Albi 2017 : rencontre avec Antony Cordier pour Gaspard va au mariage
En compétition au Festival d'Albi, Gaspard va au mariage d'Antony Cordier est un mélange de comédie romantique et de film de famille qui réunit à l'écran Félix Moati, Christa Théret, Laetitia Dosch, Guillaume Gouix, Marina Foïs et Johan Heldenbergh. A l'occasion du remariage de son père, Gaspard retourne dans sa famille qu'il n'a pas vue depuis longtemps, et qui gère un zoo. En chemin, il croise Laura, une jeune femme un peu paumée à qui il propose de jouer le rôle de sa petite amie.

____

EXERCICES ▸
[1] Dressez la liste complète des interprètes que l'extrait sur Gaspard va au mariage cite pour ce film.
[2] Pour chacune des affirmations suivantes, indiquez si l'extrait sur Gaspard va au mariage la confirme, en citant les mots qui tranchent : (a) le film est présenté hors compétition au Festival d'Albi ; (b) la famille de Gaspard gère un zoo ; (c) Gaspard rentre chez les siens pour le remariage de sa mère.
[3] Poursuivez l'extrait sur Gaspard va au mariage à partir de sa dernière phrase.

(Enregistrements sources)
____

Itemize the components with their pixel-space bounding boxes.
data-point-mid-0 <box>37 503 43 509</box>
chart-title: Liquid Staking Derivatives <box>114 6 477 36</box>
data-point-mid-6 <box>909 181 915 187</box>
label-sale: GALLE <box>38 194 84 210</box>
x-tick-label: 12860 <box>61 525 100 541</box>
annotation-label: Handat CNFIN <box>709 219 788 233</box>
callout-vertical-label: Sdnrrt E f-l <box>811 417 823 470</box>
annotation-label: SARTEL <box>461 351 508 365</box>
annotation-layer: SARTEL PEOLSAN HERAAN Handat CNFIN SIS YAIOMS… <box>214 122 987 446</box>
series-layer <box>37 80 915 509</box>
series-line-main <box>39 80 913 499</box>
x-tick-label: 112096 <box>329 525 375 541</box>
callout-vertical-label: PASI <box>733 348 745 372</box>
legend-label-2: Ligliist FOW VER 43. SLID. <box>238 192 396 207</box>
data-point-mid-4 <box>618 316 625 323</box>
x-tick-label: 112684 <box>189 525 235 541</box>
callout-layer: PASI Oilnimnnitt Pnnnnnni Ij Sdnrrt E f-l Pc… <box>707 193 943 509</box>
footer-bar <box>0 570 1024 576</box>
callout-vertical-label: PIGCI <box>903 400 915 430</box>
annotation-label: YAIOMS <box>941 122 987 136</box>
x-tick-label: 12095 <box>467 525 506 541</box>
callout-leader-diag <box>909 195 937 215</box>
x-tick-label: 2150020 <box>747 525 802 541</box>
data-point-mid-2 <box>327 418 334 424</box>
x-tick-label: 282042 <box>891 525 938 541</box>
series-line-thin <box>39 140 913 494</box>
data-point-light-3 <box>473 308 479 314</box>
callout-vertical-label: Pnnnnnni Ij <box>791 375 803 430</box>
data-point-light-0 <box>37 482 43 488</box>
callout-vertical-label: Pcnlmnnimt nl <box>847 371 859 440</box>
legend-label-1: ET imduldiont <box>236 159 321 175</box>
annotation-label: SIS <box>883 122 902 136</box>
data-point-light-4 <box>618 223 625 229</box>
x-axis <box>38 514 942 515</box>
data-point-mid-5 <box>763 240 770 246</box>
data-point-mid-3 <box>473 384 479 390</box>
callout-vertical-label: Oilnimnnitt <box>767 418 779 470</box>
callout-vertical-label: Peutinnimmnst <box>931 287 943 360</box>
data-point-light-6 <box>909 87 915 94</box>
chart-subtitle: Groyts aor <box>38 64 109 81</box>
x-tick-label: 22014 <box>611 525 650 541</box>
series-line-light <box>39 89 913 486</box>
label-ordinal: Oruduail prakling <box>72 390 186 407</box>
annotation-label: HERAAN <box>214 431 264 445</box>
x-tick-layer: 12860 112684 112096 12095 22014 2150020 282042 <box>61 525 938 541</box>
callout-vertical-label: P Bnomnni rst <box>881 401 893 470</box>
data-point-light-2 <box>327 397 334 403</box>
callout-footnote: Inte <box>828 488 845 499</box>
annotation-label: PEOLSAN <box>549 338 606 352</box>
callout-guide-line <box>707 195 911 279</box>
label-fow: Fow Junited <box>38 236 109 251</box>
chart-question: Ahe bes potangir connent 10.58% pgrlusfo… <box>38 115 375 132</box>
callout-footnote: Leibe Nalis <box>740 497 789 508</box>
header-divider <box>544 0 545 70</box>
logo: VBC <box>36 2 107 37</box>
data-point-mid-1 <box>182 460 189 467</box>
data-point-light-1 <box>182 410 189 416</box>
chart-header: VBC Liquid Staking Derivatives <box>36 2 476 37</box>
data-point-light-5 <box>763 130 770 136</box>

____

RÉPONSES ▸
[1] Félix Moati, Christa Théret, Laetitia Dosch, Guillaume Gouix, Marina Foïs, Johan Heldenbergh

[2]
(a) Non : « En compétition au Festival d'Albi ».
(b) Oui : « qui gère un zoo ».
(c) Non : « A l'occasion du remariage de son père ».

[3]
Si les motifs ne sont pas très neufs, Antony Cordier les transcende pour proposer une comédie sans cesse surprenante qui évite la caricature pour aller vers une fantaisie pleine de saveur. Les situations sont cocasses, les répliques décalées et le scénario soigné, tandis que la structure en chapitres fait que l'on s'intéresse également à tous les personnages. Il se joue finalement dans ce mélange de conte et de règlements de comptes quelque chose à rapprocher de la fin de l'enfance et de la nécessité d'avancer avec sa vie, quitte à s'éloigner de sa famille. Une conclusion douce amère qui tranche avec l'énorme énergie du récit et de la mise en scène.
En attendant de découvrir le film en salles le 31 janvier prochain, nous avons rencontré Antony Cordier après la projection du film à un public albigeois particulièrement réceptif.
Ecran Noir : Comment est né le film ?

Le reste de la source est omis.